*** STORED DATA ***

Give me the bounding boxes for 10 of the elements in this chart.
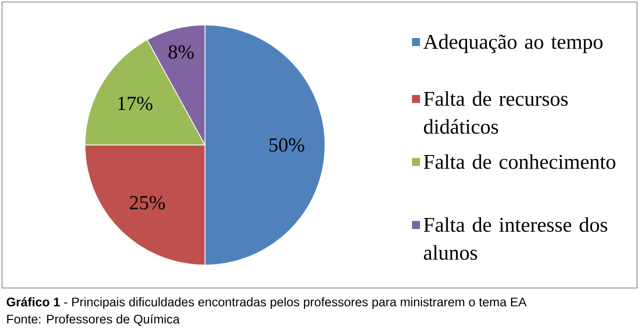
data-label: 50% — [270, 138, 304, 152]
legend-label: Falta de interesse dos alunos — [424, 217, 608, 260]
data-label: 25% — [130, 196, 165, 210]
legend-label: Adequação ao tempo — [423, 34, 603, 54]
text: Gráfico 1 - Principais dificuldades encontradas pelos professores para ministrarem o tema EA — [6, 297, 527, 309]
legend-label: Falta de recursos didáticos — [424, 91, 568, 134]
legend-label: Falta de conhecimento — [424, 154, 616, 169]
source-note: Fonte: Professores de Química — [7, 314, 180, 326]
data-label: 8% — [168, 45, 194, 59]
data-label: 17% — [118, 96, 152, 110]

***

## TASK REQUIREMENTS
Reproduce the material above line for line, without changing a character, but omit the picture.

## WORKED SOLUTION
Give me the bounding boxes for 10 of the elements in this chart.
data-label: 50% — [270, 138, 304, 152]
legend-label: Falta de interesse dos alunos — [424, 217, 608, 260]
data-label: 25% — [130, 196, 165, 210]
legend-label: Adequação ao tempo — [423, 34, 603, 54]
text: Gráfico 1 - Principais dificuldades encontradas pelos professores para ministrarem o tema EA — [6, 297, 527, 309]
legend-label: Falta de recursos didáticos — [424, 91, 568, 134]
legend-label: Falta de conhecimento — [424, 154, 616, 169]
source-note: Fonte: Professores de Química — [7, 314, 180, 326]
data-label: 8% — [168, 45, 194, 59]
data-label: 17% — [118, 96, 152, 110]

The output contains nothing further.